**Task goal**. Search the material below for the word "JSON" and copy every line in which it occurs.
* Begin Records for the exercise *
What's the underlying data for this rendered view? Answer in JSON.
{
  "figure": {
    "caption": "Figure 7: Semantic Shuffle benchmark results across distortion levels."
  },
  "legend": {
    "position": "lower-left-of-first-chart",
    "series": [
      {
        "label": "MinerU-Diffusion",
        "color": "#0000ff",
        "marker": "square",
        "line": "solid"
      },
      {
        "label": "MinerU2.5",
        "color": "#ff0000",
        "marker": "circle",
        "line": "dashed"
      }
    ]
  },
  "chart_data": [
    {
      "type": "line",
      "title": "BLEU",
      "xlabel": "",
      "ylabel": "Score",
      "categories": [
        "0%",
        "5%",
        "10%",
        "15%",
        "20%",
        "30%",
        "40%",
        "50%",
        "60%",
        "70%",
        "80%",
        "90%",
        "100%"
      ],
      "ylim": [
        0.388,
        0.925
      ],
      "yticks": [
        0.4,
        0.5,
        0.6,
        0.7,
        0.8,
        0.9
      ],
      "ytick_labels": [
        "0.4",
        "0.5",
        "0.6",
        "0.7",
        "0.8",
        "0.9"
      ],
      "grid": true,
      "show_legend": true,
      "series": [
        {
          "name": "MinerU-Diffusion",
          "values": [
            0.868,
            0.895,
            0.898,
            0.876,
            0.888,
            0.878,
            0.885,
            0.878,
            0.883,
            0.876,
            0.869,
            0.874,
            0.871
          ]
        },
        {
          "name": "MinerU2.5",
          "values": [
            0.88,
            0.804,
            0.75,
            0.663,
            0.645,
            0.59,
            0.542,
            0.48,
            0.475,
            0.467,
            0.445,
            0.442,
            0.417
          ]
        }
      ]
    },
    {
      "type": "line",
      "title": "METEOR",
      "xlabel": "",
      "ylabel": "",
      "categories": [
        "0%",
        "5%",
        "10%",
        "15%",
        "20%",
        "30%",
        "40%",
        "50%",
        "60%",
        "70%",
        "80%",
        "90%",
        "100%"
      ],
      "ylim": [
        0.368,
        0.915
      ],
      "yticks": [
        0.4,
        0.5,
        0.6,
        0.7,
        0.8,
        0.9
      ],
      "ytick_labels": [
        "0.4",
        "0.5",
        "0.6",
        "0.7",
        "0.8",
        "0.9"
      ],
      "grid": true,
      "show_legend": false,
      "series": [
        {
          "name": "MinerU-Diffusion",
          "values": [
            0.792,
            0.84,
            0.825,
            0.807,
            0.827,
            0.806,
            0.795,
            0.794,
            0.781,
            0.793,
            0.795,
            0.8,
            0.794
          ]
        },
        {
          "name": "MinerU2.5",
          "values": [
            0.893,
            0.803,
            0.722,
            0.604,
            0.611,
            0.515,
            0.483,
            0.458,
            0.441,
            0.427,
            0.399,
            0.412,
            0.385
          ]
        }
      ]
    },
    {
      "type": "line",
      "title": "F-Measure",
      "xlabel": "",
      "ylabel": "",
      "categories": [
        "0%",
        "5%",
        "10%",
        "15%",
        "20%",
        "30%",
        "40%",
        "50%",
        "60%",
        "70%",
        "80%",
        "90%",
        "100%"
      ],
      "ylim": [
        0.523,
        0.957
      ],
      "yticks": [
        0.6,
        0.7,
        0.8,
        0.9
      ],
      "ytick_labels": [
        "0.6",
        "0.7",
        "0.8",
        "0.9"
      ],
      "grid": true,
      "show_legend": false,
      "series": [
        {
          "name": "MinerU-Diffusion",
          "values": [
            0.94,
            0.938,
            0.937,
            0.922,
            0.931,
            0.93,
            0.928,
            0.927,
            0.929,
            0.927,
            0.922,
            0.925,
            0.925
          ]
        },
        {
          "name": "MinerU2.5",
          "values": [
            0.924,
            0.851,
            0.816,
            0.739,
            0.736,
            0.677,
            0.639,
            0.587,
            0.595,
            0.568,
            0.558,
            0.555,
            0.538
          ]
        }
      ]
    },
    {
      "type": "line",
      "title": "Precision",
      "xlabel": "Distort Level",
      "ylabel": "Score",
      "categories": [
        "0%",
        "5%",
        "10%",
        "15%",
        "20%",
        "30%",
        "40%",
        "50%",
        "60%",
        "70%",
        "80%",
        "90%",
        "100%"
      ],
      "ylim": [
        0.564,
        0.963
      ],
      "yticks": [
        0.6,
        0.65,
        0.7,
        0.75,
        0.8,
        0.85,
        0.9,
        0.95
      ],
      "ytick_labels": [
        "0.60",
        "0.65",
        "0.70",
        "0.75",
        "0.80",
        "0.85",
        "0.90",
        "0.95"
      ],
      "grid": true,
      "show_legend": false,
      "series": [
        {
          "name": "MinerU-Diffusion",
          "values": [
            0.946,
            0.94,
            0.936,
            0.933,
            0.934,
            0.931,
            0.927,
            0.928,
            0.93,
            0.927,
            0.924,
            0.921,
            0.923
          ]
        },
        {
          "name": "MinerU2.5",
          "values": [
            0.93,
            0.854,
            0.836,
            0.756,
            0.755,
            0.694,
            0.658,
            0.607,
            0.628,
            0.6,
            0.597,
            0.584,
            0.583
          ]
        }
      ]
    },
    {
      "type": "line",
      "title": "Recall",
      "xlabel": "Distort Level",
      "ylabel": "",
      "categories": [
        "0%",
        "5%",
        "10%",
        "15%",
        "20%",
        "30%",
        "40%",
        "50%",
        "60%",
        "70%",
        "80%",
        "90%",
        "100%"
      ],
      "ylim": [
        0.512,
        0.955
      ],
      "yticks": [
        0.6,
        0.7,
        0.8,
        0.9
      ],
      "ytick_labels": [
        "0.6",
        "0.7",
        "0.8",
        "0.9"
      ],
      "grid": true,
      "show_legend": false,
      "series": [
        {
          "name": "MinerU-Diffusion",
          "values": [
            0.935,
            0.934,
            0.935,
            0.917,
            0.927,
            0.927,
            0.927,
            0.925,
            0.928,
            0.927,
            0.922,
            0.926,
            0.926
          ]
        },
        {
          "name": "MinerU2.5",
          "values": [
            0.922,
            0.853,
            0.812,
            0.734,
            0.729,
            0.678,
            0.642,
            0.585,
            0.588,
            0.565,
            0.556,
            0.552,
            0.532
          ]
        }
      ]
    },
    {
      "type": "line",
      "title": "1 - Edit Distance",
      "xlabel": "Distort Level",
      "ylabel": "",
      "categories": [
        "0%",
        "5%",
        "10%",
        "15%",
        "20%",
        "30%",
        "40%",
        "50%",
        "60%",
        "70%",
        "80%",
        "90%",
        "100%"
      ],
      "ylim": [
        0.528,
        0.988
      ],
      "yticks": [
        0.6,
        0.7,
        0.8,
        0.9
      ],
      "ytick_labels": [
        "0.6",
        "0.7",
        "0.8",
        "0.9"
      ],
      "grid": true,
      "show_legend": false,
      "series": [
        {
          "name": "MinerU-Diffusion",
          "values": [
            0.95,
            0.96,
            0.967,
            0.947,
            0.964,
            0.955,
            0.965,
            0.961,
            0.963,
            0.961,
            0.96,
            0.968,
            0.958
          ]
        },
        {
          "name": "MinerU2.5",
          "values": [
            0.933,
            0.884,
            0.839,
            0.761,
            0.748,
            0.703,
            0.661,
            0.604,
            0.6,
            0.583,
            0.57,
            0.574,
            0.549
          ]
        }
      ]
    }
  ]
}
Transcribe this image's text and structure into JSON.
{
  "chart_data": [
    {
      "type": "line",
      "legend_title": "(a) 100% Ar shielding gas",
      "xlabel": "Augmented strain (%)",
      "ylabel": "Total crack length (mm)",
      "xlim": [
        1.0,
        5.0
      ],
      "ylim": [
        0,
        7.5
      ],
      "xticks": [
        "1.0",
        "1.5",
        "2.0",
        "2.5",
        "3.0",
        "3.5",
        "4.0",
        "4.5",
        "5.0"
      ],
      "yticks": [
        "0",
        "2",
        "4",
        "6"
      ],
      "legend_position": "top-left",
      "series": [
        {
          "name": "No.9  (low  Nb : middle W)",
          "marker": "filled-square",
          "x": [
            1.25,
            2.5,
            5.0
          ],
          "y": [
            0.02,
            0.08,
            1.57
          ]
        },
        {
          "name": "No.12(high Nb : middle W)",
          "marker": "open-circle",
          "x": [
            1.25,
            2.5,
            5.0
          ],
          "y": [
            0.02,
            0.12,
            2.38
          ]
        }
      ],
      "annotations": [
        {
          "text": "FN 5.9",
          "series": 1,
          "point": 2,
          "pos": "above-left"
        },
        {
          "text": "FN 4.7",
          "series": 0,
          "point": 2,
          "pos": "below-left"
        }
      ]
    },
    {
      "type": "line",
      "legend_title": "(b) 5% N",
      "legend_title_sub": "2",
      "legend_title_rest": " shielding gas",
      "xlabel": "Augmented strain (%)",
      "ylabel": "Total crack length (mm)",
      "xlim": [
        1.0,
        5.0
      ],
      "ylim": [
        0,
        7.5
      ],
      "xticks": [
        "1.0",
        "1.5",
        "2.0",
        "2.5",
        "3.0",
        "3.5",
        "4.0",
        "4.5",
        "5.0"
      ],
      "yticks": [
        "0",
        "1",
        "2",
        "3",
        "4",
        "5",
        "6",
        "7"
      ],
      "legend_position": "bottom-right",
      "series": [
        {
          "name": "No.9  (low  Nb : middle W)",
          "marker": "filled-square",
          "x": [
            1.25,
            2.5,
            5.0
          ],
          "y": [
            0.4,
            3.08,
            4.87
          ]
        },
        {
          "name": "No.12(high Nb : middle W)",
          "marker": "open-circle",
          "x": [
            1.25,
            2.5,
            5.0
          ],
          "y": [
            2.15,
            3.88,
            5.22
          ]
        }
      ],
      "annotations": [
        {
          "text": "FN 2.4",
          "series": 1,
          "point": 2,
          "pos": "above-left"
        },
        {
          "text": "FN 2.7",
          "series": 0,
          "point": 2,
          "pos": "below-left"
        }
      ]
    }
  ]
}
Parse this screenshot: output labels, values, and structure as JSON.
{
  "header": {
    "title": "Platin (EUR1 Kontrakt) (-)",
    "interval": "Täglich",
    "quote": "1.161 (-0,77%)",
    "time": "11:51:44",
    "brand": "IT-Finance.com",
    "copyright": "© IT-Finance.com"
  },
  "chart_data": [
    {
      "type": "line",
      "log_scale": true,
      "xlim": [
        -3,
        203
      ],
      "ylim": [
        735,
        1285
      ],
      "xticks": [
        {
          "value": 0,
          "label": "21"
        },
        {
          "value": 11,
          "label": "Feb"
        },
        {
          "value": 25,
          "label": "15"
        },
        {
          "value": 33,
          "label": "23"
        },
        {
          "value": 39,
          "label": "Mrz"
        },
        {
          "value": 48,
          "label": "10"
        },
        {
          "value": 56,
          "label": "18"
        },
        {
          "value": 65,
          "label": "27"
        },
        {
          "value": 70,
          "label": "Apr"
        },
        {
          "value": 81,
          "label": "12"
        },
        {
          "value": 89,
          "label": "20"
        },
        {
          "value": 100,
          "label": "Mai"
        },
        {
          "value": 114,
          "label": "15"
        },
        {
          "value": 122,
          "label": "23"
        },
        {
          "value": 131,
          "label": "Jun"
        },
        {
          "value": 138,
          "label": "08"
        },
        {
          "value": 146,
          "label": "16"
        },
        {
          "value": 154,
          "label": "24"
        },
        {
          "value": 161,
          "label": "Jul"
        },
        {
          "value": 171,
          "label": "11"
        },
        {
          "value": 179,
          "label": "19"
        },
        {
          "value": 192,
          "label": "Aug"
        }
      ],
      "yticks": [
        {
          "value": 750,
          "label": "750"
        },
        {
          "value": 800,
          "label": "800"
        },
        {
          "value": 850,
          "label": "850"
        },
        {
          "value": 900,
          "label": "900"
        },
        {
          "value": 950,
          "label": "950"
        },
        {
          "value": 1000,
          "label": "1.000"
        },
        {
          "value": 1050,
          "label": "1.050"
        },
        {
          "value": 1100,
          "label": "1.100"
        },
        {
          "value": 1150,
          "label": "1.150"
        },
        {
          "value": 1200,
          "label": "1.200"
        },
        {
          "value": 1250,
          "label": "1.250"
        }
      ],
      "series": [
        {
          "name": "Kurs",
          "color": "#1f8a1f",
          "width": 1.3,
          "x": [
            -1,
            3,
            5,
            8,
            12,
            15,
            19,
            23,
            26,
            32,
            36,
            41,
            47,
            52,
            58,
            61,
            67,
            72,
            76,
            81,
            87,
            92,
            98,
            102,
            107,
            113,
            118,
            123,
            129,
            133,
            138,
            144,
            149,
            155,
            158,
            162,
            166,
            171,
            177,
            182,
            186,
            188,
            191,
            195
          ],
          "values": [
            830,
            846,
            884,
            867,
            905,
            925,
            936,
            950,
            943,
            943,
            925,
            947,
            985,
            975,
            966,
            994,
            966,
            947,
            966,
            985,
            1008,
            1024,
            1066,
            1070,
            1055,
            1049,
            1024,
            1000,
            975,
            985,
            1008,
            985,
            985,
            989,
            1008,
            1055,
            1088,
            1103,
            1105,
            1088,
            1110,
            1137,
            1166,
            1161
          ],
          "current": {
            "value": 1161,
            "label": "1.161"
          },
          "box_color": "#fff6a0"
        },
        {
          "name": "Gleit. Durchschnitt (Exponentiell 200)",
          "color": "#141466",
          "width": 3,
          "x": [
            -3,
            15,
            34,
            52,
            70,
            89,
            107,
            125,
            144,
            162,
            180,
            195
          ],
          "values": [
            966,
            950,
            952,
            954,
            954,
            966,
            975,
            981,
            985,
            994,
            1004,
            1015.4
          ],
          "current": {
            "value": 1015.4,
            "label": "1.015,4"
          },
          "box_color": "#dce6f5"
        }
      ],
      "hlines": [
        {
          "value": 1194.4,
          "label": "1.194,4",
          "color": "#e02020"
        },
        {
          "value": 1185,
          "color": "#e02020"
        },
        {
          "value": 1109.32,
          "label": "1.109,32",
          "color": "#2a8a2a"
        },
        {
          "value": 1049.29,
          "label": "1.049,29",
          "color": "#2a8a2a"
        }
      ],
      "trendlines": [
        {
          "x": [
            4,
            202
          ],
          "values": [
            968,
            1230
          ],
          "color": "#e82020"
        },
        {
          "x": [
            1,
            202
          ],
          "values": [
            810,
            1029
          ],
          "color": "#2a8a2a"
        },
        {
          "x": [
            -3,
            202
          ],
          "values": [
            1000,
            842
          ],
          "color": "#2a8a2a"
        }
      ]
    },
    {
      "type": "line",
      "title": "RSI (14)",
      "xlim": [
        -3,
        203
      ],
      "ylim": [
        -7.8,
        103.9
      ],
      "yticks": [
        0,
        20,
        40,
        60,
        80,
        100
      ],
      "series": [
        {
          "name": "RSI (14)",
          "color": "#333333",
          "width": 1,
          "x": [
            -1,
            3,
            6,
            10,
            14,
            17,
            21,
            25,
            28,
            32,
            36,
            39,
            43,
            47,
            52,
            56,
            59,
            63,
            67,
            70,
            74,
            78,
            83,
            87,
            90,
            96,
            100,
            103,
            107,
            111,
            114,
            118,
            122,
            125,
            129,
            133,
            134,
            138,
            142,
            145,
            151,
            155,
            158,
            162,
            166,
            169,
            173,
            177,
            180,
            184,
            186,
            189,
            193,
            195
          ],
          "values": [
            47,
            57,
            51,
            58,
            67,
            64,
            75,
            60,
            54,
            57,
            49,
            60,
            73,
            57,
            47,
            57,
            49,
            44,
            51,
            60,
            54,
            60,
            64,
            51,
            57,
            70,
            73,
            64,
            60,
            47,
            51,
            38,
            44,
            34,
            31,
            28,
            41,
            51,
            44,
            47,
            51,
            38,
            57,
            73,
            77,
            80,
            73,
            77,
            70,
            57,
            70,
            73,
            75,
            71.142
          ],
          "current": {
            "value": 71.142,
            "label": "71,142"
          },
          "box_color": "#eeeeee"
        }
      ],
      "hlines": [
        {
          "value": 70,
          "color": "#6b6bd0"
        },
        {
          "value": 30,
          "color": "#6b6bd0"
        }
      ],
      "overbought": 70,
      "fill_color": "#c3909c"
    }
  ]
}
* End Records for the exercise *
**Answer below**.
What's the underlying data for this rendered view? Answer in JSON.
Transcribe this image's text and structure into JSON.
Parse this screenshot: output labels, values, and structure as JSON.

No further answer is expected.